Task to carry out. What is the number of lines in the data holding the word "path"? Give that number by itself.

[Stored dataset items]
______________________________

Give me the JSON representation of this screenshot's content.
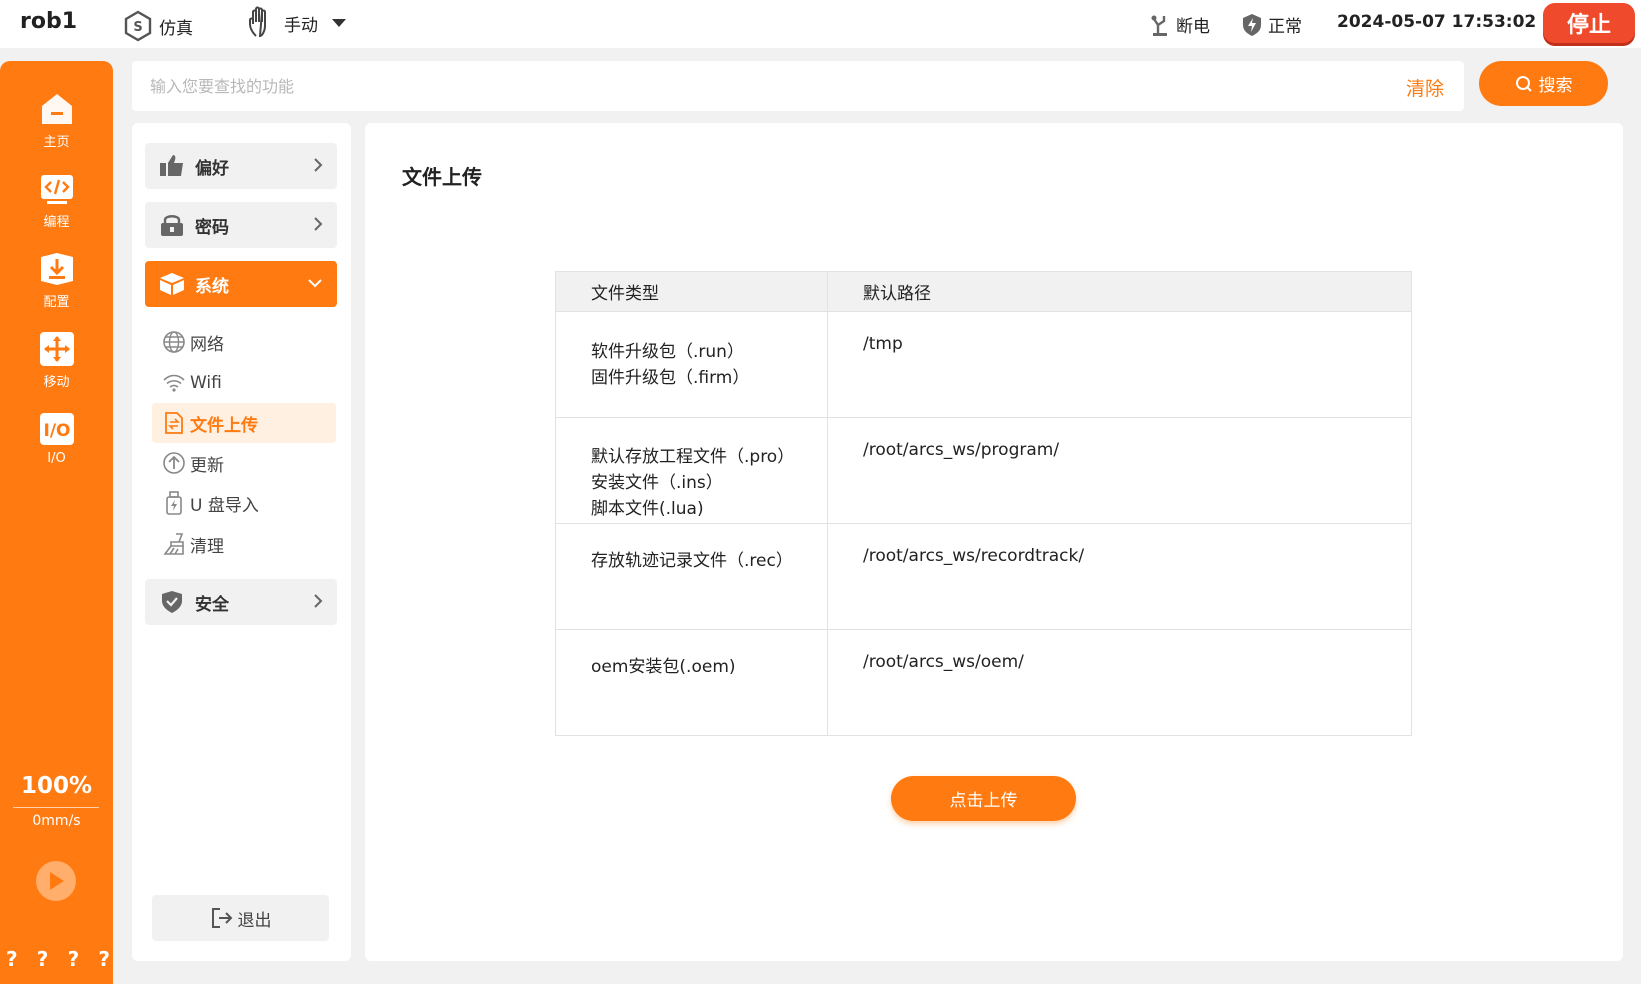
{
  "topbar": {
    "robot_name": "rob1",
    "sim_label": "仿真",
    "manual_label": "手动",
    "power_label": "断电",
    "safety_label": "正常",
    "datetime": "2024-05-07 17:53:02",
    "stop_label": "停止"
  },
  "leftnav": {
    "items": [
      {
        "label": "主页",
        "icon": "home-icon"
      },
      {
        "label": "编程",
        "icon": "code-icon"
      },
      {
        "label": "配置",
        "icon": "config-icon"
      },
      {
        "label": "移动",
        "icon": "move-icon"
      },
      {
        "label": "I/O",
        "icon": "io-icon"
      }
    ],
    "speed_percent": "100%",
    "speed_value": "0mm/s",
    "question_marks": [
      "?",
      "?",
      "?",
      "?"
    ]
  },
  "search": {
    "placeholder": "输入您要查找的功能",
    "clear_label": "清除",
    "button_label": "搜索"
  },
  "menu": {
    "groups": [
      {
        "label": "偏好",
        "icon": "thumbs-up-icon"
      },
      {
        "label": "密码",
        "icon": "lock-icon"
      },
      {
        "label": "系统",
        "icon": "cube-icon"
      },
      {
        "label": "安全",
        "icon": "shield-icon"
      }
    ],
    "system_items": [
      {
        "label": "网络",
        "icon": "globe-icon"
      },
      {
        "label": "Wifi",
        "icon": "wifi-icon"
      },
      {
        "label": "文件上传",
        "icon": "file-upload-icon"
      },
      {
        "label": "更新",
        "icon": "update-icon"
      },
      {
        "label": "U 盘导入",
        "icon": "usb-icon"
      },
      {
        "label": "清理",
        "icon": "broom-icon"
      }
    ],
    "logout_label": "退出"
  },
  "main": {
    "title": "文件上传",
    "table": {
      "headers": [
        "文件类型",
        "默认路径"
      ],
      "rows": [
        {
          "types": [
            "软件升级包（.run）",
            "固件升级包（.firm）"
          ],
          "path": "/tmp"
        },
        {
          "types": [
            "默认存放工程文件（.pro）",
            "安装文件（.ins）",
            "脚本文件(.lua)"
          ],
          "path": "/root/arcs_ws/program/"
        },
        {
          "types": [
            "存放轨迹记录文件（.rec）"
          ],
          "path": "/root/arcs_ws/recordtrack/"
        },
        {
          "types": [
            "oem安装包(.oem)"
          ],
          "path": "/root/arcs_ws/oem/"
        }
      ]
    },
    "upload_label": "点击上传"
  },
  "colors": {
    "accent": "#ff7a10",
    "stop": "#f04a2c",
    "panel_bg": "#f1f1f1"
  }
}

______________________________

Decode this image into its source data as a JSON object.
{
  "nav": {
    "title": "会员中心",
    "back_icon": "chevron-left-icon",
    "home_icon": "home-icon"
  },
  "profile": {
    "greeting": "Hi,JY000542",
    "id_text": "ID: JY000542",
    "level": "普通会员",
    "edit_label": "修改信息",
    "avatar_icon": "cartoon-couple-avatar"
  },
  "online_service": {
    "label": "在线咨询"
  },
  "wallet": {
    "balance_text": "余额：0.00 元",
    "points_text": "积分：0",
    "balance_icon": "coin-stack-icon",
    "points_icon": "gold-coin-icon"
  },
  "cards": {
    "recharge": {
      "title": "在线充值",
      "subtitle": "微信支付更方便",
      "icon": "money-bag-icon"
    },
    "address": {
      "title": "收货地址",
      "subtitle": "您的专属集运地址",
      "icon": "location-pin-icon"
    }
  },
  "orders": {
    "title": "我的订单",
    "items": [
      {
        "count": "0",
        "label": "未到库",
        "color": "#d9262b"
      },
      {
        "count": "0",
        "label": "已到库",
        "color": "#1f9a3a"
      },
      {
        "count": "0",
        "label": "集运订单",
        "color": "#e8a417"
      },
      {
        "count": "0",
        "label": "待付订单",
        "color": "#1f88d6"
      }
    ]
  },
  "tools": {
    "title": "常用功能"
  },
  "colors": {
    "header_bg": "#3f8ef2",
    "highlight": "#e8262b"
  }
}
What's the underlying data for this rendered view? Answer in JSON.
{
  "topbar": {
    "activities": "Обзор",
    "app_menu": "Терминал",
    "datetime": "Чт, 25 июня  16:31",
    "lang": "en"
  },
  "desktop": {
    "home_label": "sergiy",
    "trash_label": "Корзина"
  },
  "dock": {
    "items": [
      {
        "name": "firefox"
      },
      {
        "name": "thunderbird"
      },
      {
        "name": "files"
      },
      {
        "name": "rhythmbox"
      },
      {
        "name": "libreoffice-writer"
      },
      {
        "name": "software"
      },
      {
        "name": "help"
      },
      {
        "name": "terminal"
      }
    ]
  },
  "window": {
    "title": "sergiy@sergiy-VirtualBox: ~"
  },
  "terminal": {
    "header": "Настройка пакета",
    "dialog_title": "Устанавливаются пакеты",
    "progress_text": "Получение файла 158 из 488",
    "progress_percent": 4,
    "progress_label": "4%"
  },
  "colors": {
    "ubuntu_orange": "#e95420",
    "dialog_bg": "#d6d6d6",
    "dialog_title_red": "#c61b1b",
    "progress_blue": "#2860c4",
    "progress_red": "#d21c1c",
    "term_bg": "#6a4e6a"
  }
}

______________________________

The result. 4